> **Exercise brief**
Note each line that includes the word "كثير". Copy those lines.
+++ Information supplied
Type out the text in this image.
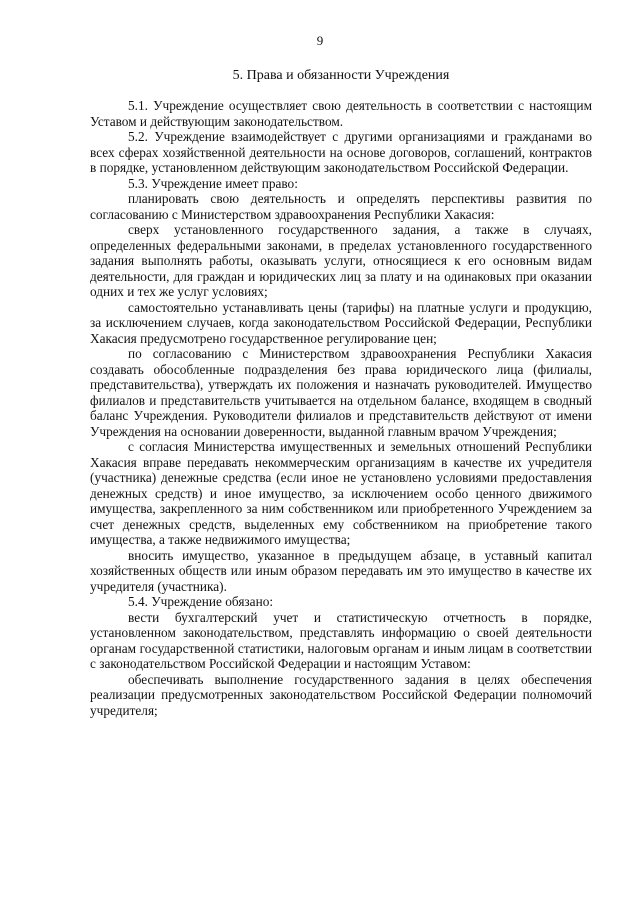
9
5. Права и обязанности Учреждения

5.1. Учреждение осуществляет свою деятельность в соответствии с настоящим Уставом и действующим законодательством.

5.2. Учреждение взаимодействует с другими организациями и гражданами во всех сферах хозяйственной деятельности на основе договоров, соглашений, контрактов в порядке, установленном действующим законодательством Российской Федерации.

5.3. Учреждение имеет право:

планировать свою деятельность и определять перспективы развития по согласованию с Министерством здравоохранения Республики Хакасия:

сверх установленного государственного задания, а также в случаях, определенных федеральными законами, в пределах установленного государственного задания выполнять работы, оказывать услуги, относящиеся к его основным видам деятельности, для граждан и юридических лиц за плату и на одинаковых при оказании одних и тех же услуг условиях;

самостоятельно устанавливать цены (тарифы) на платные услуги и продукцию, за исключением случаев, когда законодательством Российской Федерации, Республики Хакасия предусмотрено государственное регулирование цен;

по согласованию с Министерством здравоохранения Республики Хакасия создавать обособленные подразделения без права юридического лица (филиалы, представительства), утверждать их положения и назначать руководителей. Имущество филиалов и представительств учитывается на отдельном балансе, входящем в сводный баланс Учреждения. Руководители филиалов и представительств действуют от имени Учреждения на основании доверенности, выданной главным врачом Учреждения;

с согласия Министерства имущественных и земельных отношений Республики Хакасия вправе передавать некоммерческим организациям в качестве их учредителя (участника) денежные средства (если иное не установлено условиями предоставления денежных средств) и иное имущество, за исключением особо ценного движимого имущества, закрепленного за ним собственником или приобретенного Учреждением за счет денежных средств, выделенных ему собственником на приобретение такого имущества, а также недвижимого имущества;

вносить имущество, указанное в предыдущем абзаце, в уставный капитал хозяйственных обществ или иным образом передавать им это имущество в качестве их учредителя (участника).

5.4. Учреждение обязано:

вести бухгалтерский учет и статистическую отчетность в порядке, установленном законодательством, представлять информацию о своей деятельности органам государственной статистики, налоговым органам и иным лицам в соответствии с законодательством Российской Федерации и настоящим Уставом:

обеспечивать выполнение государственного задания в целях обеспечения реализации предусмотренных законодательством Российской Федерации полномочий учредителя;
++++++
+++ Information supplied
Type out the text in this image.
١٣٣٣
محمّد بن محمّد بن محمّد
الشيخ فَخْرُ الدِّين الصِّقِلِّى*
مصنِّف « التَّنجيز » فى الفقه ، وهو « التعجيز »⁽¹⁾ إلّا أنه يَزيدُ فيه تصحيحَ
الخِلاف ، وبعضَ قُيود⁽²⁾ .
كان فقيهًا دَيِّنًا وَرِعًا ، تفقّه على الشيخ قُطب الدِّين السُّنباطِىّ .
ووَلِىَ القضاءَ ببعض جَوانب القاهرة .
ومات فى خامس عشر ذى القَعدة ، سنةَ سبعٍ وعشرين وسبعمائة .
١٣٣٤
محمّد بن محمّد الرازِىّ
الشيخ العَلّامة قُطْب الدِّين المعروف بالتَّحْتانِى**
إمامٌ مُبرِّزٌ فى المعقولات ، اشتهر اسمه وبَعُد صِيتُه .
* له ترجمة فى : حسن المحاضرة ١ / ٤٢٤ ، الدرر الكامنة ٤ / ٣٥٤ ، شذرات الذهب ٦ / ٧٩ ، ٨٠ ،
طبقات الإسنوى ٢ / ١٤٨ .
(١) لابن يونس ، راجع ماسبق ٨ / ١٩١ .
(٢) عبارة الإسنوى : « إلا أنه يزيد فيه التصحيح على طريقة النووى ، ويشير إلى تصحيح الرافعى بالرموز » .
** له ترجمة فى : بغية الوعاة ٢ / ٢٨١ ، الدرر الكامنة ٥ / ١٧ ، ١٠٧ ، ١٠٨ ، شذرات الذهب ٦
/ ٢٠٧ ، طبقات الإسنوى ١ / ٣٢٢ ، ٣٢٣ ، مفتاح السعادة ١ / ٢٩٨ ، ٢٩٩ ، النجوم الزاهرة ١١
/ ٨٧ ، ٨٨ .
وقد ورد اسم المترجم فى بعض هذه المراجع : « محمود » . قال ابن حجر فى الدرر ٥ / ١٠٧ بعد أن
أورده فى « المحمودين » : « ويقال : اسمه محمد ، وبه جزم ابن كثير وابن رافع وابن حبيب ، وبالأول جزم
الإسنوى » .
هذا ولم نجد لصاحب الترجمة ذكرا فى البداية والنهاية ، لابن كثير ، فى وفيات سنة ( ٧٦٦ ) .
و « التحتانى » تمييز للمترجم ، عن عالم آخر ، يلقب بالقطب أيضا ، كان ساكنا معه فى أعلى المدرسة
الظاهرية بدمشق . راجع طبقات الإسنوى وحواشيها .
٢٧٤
++++++
+++ Information supplied
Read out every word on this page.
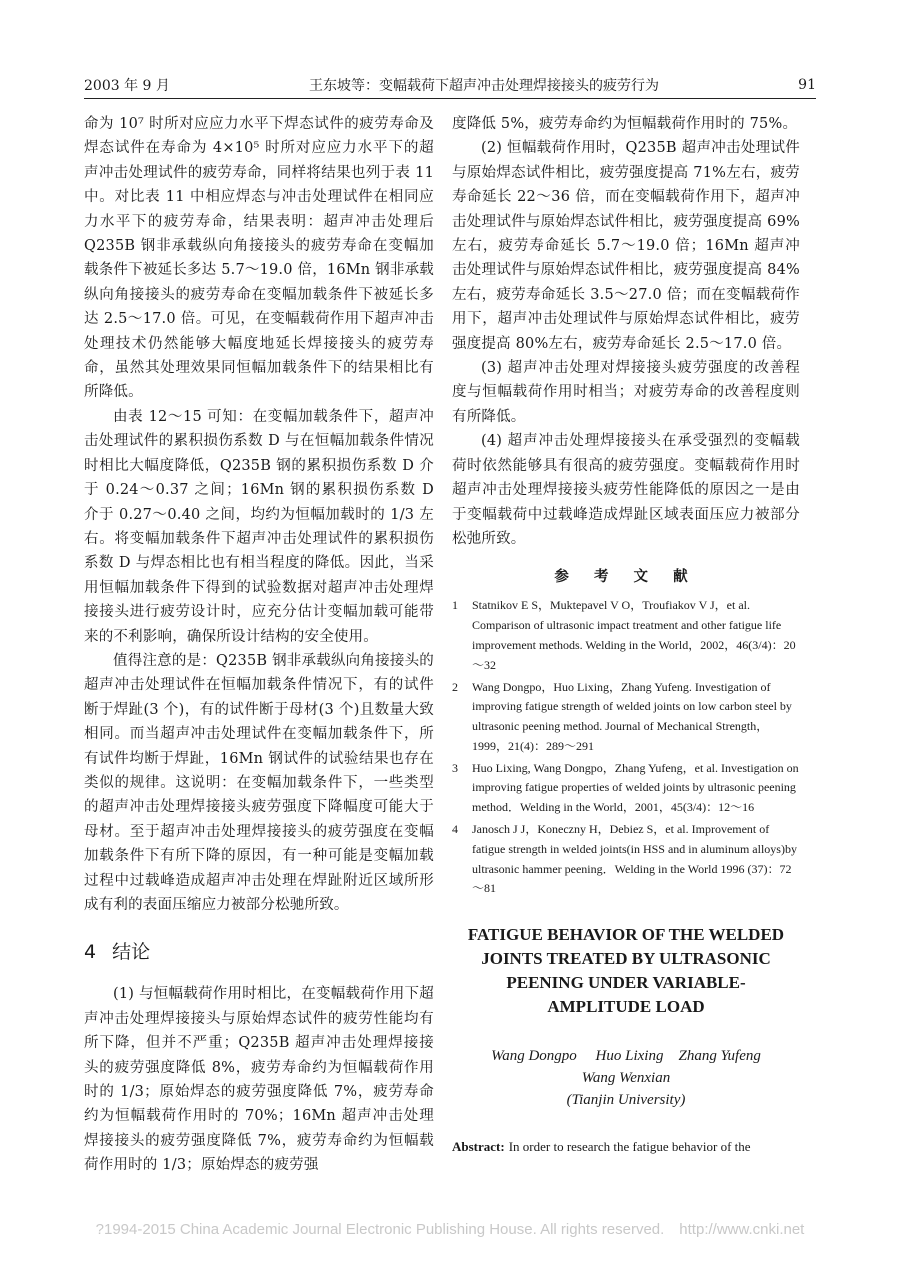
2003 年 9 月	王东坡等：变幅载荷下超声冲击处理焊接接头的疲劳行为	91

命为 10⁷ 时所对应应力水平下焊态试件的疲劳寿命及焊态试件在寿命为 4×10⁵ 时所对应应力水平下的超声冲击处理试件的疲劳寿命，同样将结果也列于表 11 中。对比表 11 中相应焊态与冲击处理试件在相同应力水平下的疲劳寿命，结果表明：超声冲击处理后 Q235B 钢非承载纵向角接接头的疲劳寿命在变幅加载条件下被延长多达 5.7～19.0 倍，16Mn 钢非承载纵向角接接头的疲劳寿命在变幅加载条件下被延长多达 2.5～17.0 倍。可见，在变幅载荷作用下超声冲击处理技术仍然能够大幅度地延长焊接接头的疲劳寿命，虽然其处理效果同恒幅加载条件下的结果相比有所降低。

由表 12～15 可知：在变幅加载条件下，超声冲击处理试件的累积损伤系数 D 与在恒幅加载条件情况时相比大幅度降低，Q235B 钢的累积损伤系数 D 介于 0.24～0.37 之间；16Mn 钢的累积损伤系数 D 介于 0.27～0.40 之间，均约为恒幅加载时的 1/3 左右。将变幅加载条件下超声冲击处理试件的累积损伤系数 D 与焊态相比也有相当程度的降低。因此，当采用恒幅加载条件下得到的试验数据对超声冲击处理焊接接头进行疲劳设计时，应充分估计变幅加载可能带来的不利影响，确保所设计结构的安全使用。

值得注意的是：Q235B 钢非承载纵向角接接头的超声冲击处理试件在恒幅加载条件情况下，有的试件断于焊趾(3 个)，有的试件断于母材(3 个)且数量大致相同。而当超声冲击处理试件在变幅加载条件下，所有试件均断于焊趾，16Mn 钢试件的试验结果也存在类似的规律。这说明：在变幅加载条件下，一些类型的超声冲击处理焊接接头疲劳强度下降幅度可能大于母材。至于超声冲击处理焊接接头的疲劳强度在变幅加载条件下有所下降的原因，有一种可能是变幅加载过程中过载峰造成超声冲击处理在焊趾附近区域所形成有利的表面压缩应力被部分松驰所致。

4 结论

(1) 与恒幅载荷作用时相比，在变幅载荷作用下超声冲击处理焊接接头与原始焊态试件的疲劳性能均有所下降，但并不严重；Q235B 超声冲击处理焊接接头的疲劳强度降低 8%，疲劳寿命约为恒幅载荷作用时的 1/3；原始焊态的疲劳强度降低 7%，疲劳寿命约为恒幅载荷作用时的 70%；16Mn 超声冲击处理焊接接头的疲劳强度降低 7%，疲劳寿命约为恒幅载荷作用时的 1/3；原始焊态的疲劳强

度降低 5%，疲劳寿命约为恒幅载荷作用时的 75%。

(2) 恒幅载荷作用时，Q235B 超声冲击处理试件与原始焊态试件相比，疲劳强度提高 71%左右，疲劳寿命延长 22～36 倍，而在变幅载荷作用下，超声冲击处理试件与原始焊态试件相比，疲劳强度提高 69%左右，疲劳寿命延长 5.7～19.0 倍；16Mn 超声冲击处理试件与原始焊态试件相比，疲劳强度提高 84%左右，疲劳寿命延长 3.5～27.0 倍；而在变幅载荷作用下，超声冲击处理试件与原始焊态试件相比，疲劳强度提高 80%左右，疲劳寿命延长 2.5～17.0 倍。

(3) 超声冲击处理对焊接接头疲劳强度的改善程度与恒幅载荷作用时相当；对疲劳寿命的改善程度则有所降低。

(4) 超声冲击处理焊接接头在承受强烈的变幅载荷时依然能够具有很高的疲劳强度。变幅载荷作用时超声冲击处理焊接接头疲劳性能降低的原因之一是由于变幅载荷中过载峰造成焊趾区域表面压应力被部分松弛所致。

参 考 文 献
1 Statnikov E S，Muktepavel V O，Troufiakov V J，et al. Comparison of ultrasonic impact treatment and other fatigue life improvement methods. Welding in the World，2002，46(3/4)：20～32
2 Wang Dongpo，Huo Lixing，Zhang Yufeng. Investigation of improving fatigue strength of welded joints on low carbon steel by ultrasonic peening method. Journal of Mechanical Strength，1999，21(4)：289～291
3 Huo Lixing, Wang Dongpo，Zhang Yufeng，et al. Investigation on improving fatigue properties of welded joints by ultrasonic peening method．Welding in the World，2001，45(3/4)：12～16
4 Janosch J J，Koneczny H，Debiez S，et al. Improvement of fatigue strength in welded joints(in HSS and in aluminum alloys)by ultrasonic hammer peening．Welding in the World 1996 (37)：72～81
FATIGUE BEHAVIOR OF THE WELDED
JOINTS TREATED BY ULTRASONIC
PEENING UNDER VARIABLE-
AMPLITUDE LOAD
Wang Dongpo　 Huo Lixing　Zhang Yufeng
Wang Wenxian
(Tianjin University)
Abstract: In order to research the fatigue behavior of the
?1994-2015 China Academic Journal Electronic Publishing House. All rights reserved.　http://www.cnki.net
++++++
> **Result for this task**
أورده فى « المحمودين » : « ويقال : اسمه محمد ، وبه جزم ابن كثير وابن رافع وابن حبيب ، وبالأول جزم
هذا ولم نجد لصاحب الترجمة ذكرا فى البداية والنهاية ، لابن كثير ، فى وفيات سنة ( ٧٦٦ ) .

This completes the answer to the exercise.